▶ [Given problem]
Copy the records below exactly as they appear.

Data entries
=====
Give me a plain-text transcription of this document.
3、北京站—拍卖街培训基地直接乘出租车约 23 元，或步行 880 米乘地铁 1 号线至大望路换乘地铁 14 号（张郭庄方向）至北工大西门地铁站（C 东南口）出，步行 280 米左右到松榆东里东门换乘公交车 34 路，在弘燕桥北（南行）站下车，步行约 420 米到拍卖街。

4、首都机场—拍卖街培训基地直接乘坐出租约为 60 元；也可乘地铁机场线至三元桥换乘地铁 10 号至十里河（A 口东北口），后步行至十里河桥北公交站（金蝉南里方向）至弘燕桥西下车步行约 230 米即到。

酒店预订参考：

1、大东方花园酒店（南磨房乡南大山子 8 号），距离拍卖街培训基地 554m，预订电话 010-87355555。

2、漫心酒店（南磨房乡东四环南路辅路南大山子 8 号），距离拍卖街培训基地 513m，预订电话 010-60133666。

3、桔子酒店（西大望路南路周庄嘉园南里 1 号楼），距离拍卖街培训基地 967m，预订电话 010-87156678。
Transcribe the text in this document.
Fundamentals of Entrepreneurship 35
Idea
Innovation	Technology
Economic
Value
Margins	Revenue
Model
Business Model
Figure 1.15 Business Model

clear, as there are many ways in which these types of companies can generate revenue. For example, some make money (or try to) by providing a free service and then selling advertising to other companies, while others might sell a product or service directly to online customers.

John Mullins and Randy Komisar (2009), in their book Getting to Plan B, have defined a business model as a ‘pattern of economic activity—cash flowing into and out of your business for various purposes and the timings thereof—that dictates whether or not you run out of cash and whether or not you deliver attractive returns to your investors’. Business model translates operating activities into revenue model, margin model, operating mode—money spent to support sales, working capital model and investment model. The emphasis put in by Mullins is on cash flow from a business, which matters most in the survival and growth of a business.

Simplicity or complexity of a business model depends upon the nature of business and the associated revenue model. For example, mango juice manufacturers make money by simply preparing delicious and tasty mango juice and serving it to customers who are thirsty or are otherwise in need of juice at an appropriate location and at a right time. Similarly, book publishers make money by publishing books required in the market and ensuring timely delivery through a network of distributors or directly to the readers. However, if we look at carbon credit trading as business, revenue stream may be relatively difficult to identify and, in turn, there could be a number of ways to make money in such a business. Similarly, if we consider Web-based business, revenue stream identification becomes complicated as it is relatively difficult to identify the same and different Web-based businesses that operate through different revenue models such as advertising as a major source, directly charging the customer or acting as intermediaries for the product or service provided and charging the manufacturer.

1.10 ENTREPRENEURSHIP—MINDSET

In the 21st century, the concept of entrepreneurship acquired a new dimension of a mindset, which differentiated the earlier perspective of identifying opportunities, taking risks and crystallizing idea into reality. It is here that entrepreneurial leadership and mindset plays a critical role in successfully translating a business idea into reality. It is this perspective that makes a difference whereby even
=====
▶ [Correct result]
Give me a plain-text transcription of this document.
3、北京站—拍卖街培训基地直接乘出租车约 23 元，或步行 880 米乘地铁 1 号线至大望路换乘地铁 14 号（张郭庄方向）至北工大西门地铁站（C 东南口）出，步行 280 米左右到松榆东里东门换乘公交车 34 路，在弘燕桥北（南行）站下车，步行约 420 米到拍卖街。

4、首都机场—拍卖街培训基地直接乘坐出租约为 60 元；也可乘地铁机场线至三元桥换乘地铁 10 号至十里河（A 口东北口），后步行至十里河桥北公交站（金蝉南里方向）至弘燕桥西下车步行约 230 米即到。

酒店预订参考：

1、大东方花园酒店（南磨房乡南大山子 8 号），距离拍卖街培训基地 554m，预订电话 010-87355555。

2、漫心酒店（南磨房乡东四环南路辅路南大山子 8 号），距离拍卖街培训基地 513m，预订电话 010-60133666。

3、桔子酒店（西大望路南路周庄嘉园南里 1 号楼），距离拍卖街培训基地 967m，预订电话 010-87156678。
Transcribe the text in this document.
Fundamentals of Entrepreneurship 35
Idea
Innovation	Technology
Economic
Value
Margins	Revenue
Model
Business Model
Figure 1.15 Business Model

clear, as there are many ways in which these types of companies can generate revenue. For example, some make money (or try to) by providing a free service and then selling advertising to other companies, while others might sell a product or service directly to online customers.

John Mullins and Randy Komisar (2009), in their book Getting to Plan B, have defined a business model as a ‘pattern of economic activity—cash flowing into and out of your business for various purposes and the timings thereof—that dictates whether or not you run out of cash and whether or not you deliver attractive returns to your investors’. Business model translates operating activities into revenue model, margin model, operating mode—money spent to support sales, working capital model and investment model. The emphasis put in by Mullins is on cash flow from a business, which matters most in the survival and growth of a business.

Simplicity or complexity of a business model depends upon the nature of business and the associated revenue model. For example, mango juice manufacturers make money by simply preparing delicious and tasty mango juice and serving it to customers who are thirsty or are otherwise in need of juice at an appropriate location and at a right time. Similarly, book publishers make money by publishing books required in the market and ensuring timely delivery through a network of distributors or directly to the readers. However, if we look at carbon credit trading as business, revenue stream may be relatively difficult to identify and, in turn, there could be a number of ways to make money in such a business. Similarly, if we consider Web-based business, revenue stream identification becomes complicated as it is relatively difficult to identify the same and different Web-based businesses that operate through different revenue models such as advertising as a major source, directly charging the customer or acting as intermediaries for the product or service provided and charging the manufacturer.

1.10 ENTREPRENEURSHIP—MINDSET

In the 21st century, the concept of entrepreneurship acquired a new dimension of a mindset, which differentiated the earlier perspective of identifying opportunities, taking risks and crystallizing idea into reality. It is here that entrepreneurial leadership and mindset plays a critical role in successfully translating a business idea into reality. It is this perspective that makes a difference whereby even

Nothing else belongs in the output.